* _What you should do_
Make an exact copy of the lines, leaving the pictures out.

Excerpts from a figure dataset
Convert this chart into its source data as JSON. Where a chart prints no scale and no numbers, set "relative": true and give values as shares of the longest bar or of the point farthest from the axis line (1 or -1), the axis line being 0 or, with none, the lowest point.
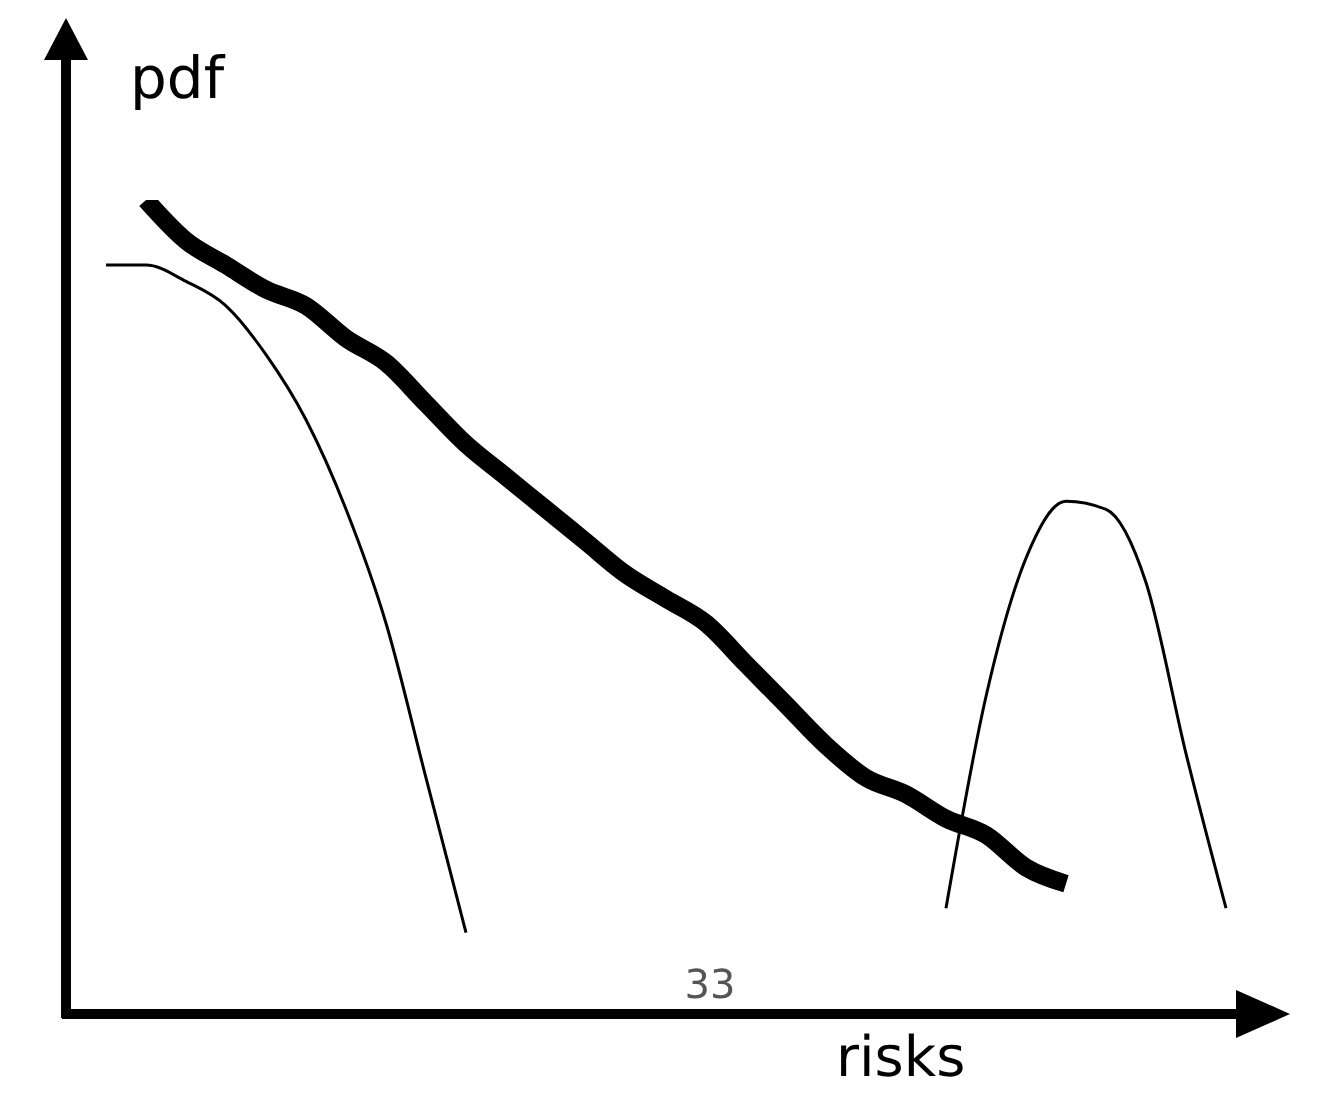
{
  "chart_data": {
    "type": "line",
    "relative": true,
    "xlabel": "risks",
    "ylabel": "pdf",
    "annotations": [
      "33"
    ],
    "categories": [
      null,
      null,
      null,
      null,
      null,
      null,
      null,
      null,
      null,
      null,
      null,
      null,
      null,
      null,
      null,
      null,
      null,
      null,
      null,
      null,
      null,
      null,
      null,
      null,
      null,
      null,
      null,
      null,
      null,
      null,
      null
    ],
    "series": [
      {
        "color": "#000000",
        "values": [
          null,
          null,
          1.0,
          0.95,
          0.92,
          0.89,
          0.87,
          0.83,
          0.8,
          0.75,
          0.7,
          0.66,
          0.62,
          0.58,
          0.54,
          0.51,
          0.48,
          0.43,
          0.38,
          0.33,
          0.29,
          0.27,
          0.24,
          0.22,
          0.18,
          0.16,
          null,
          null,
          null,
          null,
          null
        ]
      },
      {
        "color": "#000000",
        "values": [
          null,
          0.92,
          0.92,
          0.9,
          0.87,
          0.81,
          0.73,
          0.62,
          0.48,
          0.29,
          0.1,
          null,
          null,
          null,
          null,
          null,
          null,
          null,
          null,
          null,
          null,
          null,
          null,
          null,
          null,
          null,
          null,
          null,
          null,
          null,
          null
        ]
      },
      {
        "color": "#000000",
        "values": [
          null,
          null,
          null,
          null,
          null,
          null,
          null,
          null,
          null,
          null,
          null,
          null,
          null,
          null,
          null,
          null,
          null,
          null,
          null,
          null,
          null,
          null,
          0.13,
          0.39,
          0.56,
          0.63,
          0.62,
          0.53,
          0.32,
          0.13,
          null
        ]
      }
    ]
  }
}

* _Written response_
Convert this chart into its source data as JSON. Where a chart prints no scale and no numbers, set "relative": true and give values as shares of the longest bar or of the point farthest from the axis line (1 or -1), the axis line being 0 or, with none, the lowest point.
{
  "chart_data": {
    "type": "line",
    "relative": true,
    "xlabel": "risks",
    "ylabel": "pdf",
    "annotations": [
      "33"
    ],
    "categories": [
      null,
      null,
      null,
      null,
      null,
      null,
      null,
      null,
      null,
      null,
      null,
      null,
      null,
      null,
      null,
      null,
      null,
      null,
      null,
      null,
      null,
      null,
      null,
      null,
      null,
      null,
      null,
      null,
      null,
      null,
      null
    ],
    "series": [
      {
        "color": "#000000",
        "values": [
          null,
          null,
          1.0,
          0.95,
          0.92,
          0.89,
          0.87,
          0.83,
          0.8,
          0.75,
          0.7,
          0.66,
          0.62,
          0.58,
          0.54,
          0.51,
          0.48,
          0.43,
          0.38,
          0.33,
          0.29,
          0.27,
          0.24,
          0.22,
          0.18,
          0.16,
          null,
          null,
          null,
          null,
          null
        ]
      },
      {
        "color": "#000000",
        "values": [
          null,
          0.92,
          0.92,
          0.9,
          0.87,
          0.81,
          0.73,
          0.62,
          0.48,
          0.29,
          0.1,
          null,
          null,
          null,
          null,
          null,
          null,
          null,
          null,
          null,
          null,
          null,
          null,
          null,
          null,
          null,
          null,
          null,
          null,
          null,
          null
        ]
      },
      {
        "color": "#000000",
        "values": [
          null,
          null,
          null,
          null,
          null,
          null,
          null,
          null,
          null,
          null,
          null,
          null,
          null,
          null,
          null,
          null,
          null,
          null,
          null,
          null,
          null,
          null,
          0.13,
          0.39,
          0.56,
          0.63,
          0.62,
          0.53,
          0.32,
          0.13,
          null
        ]
      }
    ]
  }
}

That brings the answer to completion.